→ **EXERCISE TASK**
Report how many lines hold the word "page"; answer with the number alone.

+---+

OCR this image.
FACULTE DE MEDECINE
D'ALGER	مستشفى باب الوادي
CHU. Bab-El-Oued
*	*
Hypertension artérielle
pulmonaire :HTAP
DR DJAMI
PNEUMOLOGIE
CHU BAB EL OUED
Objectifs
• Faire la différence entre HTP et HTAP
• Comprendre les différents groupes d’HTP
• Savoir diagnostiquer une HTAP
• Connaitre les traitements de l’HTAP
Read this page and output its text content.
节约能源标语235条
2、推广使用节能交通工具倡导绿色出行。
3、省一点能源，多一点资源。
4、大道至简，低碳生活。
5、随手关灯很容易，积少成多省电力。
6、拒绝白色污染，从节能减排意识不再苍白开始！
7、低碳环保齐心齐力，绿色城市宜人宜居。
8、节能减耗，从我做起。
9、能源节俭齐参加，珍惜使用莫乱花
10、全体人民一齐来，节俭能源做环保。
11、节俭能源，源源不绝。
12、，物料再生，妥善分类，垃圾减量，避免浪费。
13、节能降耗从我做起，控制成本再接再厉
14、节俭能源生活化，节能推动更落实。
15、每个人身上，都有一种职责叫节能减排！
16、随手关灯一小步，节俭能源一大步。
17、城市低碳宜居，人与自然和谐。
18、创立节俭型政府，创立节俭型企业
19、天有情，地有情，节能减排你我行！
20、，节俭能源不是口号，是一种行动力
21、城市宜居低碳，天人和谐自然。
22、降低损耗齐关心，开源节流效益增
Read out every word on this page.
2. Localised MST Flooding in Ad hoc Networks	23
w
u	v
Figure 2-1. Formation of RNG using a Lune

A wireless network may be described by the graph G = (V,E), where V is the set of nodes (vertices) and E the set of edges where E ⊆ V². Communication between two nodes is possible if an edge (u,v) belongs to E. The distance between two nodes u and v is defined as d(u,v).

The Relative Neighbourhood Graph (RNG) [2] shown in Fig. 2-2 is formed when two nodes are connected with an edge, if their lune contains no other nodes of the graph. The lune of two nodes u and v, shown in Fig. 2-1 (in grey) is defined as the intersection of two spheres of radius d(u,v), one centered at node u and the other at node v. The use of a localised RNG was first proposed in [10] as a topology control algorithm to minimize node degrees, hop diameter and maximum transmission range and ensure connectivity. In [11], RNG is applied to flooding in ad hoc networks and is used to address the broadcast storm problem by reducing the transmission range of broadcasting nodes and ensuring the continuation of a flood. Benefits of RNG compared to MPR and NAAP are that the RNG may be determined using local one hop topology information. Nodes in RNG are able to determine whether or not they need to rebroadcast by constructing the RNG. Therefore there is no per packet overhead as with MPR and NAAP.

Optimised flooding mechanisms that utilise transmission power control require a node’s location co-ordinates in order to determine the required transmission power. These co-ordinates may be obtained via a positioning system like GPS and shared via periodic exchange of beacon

+---+

→ **THE RESULT**
2